## RECORDS FOR THIS EXERCISE
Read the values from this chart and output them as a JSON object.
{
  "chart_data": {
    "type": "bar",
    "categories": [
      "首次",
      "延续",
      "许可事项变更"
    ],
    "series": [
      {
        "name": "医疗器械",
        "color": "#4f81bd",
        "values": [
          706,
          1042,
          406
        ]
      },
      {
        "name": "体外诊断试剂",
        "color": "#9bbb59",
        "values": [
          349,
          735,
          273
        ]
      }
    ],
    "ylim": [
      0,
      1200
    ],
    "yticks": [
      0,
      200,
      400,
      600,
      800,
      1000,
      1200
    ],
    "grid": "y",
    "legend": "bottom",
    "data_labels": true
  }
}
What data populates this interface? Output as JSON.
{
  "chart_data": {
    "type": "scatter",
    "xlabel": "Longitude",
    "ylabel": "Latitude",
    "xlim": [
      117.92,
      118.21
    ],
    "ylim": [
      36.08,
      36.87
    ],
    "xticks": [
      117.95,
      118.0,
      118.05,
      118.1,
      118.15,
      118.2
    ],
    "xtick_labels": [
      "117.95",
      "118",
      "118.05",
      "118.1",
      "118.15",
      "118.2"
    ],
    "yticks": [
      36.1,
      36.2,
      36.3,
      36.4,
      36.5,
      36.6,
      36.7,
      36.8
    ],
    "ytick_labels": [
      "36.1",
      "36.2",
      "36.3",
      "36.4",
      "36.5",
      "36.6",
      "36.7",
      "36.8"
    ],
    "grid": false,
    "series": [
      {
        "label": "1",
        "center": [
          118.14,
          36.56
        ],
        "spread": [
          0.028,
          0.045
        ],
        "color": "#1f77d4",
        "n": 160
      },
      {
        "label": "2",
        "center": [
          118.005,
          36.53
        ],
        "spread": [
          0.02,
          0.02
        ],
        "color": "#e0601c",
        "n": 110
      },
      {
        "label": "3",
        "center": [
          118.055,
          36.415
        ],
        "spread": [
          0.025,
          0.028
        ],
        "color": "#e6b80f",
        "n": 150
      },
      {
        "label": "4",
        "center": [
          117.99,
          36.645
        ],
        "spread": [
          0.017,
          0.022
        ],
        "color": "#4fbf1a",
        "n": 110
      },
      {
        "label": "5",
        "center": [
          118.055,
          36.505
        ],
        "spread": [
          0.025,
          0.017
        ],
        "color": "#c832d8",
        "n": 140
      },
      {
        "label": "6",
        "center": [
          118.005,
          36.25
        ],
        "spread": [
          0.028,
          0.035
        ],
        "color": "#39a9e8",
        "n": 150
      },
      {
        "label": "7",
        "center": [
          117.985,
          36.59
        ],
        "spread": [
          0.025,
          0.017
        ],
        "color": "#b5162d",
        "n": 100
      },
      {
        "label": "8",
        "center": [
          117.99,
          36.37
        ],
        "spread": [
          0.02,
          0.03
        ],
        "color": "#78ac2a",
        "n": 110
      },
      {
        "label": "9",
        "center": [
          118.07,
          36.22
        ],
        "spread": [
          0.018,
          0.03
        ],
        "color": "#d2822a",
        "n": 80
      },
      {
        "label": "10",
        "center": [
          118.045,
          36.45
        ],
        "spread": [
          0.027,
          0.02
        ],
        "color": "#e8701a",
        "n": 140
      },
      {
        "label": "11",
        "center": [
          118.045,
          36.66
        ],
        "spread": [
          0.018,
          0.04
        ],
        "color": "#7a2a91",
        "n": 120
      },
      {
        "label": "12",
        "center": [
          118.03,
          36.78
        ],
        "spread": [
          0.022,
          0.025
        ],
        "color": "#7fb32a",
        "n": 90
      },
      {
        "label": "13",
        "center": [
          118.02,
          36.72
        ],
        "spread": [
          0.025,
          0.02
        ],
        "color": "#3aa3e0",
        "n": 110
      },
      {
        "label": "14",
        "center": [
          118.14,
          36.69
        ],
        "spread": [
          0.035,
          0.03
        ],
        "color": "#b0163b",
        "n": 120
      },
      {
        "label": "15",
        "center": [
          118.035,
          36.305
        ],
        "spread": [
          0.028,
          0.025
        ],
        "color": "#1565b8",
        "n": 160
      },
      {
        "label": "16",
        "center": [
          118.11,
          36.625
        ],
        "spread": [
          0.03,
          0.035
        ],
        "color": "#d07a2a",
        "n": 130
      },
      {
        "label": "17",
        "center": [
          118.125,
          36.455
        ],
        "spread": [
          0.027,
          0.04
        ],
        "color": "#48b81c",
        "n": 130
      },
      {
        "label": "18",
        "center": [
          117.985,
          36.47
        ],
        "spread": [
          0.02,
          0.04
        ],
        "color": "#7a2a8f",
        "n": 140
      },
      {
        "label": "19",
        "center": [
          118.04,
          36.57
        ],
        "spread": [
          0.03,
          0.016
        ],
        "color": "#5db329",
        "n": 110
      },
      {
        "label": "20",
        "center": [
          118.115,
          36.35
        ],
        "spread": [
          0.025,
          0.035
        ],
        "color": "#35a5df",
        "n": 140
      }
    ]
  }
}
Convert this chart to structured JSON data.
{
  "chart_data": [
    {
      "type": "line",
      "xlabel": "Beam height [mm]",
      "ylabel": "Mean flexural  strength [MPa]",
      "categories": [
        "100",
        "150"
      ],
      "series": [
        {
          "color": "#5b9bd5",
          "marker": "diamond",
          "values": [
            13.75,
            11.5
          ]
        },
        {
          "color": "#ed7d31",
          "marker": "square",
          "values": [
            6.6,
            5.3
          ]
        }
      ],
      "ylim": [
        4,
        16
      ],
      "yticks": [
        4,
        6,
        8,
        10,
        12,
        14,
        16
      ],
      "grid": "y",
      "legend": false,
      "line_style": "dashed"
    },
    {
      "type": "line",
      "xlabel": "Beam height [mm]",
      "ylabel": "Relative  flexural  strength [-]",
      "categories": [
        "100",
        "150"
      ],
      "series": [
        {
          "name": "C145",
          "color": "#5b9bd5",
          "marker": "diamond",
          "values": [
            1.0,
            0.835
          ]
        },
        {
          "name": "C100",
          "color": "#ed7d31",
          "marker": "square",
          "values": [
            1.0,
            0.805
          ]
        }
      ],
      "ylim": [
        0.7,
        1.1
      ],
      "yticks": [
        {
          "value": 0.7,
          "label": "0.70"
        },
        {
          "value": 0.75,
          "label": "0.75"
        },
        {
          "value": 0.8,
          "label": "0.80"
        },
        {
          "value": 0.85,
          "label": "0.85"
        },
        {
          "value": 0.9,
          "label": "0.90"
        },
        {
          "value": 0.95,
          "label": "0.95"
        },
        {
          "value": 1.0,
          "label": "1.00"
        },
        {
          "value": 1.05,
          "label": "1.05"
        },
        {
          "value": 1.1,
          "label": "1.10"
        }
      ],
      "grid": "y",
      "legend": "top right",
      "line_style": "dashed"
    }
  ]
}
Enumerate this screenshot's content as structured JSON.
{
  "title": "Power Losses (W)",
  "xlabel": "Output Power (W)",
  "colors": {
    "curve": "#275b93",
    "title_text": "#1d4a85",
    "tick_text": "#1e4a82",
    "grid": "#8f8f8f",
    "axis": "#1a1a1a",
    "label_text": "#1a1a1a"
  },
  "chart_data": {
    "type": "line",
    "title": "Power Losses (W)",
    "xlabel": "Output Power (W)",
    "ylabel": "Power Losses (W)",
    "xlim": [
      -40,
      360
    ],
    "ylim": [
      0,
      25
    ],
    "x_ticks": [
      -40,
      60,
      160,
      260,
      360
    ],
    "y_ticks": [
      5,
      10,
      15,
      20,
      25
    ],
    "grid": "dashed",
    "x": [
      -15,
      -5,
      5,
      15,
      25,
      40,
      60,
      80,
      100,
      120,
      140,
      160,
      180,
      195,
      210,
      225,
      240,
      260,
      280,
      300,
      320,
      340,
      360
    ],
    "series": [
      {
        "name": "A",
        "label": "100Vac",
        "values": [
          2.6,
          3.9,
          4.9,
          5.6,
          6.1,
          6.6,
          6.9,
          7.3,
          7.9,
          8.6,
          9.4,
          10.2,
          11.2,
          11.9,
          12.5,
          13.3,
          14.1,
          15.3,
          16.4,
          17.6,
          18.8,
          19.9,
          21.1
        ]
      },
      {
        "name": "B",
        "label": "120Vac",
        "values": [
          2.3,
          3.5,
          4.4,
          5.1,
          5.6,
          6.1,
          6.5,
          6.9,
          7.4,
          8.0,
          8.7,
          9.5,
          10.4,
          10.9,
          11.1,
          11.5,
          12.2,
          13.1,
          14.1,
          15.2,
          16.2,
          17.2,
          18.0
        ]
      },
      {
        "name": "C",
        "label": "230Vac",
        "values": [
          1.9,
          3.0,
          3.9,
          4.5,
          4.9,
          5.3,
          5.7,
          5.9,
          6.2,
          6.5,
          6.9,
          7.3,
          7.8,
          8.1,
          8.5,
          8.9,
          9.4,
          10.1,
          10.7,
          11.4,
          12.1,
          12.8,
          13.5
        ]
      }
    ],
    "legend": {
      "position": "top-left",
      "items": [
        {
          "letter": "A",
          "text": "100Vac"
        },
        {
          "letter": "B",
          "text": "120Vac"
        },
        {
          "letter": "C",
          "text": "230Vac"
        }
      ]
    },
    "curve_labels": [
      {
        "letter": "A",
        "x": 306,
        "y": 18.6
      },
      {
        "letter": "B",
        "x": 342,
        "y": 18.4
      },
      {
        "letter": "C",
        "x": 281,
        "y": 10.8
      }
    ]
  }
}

## STATED GOAL
Pick each line holding the word "flexural" out of the data and copy it.

## RESPONSE
      "ylabel": "Mean flexural  strength [MPa]",
      "ylabel": "Relative  flexural  strength [-]",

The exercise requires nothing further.